To be done:
Only the number is needed: how many lines of the records include "which"?

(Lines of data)
******
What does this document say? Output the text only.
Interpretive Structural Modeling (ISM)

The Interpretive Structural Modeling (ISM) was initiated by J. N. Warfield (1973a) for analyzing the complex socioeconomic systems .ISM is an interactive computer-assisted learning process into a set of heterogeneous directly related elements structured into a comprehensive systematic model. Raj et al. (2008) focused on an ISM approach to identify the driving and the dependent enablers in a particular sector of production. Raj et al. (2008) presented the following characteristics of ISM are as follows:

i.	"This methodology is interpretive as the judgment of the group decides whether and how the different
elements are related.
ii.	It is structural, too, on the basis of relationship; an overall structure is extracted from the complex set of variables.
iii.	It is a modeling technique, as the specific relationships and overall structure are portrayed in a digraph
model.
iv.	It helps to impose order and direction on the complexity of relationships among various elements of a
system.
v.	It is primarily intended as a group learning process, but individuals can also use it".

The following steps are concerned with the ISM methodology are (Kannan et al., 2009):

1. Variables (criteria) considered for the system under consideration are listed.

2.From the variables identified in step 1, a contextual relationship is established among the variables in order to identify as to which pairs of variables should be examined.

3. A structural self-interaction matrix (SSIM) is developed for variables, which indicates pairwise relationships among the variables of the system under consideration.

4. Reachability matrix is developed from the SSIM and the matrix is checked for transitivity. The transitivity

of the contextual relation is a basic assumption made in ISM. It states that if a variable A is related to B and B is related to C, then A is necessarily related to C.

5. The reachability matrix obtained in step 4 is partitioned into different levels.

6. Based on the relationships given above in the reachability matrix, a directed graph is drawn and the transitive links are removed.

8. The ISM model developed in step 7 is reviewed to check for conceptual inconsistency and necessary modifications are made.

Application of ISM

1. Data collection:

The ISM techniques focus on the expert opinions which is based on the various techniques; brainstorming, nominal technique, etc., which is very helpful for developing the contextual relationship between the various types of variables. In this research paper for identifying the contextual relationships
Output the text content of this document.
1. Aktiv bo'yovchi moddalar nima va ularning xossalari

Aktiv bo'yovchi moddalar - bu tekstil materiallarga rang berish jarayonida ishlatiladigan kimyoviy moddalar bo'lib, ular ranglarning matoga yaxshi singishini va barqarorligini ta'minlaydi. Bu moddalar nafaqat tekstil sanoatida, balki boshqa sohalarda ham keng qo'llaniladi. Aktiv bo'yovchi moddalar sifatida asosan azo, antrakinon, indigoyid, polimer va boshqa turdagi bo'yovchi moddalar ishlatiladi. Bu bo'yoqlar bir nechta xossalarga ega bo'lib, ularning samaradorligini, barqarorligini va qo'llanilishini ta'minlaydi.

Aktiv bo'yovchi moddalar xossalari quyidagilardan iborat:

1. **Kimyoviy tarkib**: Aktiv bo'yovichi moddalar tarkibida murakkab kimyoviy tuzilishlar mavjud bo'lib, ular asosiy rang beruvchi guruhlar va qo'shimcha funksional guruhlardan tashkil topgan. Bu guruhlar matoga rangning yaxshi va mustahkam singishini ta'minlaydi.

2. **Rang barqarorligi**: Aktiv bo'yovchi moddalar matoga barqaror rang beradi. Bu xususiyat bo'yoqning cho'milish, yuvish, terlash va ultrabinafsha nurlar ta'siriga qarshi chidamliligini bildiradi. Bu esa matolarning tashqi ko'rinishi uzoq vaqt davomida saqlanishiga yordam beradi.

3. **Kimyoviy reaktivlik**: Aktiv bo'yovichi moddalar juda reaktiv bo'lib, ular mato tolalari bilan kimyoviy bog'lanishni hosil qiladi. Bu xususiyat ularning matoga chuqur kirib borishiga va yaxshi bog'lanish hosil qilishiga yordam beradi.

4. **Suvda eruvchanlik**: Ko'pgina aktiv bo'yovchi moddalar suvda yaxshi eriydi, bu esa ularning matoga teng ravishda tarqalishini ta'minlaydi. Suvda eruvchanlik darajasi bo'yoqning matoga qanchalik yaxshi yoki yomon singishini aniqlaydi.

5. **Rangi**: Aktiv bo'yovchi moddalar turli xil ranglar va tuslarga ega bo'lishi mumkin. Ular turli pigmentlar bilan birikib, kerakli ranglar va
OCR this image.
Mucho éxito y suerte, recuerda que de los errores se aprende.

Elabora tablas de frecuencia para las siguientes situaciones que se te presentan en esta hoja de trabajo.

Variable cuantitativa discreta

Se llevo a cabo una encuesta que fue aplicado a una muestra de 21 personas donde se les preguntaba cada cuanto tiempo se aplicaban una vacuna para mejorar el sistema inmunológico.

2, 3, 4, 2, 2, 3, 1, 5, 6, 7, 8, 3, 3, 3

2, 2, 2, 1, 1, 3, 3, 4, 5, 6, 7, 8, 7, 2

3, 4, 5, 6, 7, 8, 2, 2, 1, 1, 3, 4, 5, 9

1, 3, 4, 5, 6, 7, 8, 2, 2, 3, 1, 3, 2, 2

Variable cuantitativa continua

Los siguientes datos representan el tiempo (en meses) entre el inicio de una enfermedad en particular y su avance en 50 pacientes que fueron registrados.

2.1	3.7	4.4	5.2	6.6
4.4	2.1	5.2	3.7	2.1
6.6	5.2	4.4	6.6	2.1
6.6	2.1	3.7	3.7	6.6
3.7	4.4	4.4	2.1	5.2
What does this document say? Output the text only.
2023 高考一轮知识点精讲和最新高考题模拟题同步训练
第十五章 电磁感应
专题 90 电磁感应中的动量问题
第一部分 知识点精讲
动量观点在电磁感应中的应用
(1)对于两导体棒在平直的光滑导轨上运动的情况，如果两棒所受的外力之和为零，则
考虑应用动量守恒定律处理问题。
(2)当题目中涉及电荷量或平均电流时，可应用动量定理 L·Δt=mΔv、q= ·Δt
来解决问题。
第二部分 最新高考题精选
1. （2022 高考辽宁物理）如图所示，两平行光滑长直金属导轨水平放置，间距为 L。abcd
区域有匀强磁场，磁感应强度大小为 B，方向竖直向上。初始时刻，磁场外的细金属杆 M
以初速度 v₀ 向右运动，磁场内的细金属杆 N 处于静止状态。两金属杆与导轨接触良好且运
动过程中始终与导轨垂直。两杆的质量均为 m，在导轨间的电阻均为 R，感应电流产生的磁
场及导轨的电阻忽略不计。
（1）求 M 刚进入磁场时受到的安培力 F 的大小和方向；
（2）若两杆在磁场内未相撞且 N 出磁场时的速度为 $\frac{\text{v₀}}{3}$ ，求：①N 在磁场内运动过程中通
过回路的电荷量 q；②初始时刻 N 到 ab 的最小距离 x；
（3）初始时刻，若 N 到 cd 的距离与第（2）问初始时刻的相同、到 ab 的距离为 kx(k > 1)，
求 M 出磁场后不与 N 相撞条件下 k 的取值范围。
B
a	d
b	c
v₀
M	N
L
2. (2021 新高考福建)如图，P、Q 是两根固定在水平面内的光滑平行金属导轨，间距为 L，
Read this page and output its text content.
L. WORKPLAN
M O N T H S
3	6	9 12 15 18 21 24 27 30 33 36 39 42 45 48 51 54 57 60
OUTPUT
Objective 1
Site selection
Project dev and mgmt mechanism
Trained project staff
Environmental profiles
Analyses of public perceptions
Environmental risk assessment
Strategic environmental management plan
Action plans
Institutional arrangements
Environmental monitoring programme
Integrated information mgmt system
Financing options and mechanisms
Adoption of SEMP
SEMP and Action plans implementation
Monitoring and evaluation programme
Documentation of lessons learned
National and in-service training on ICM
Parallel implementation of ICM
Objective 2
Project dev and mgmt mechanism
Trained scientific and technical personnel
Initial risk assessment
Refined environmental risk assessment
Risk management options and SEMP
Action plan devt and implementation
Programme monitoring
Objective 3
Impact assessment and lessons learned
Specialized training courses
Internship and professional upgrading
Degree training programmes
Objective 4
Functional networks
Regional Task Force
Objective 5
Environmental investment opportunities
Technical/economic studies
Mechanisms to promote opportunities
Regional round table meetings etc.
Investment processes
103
******
Response:
3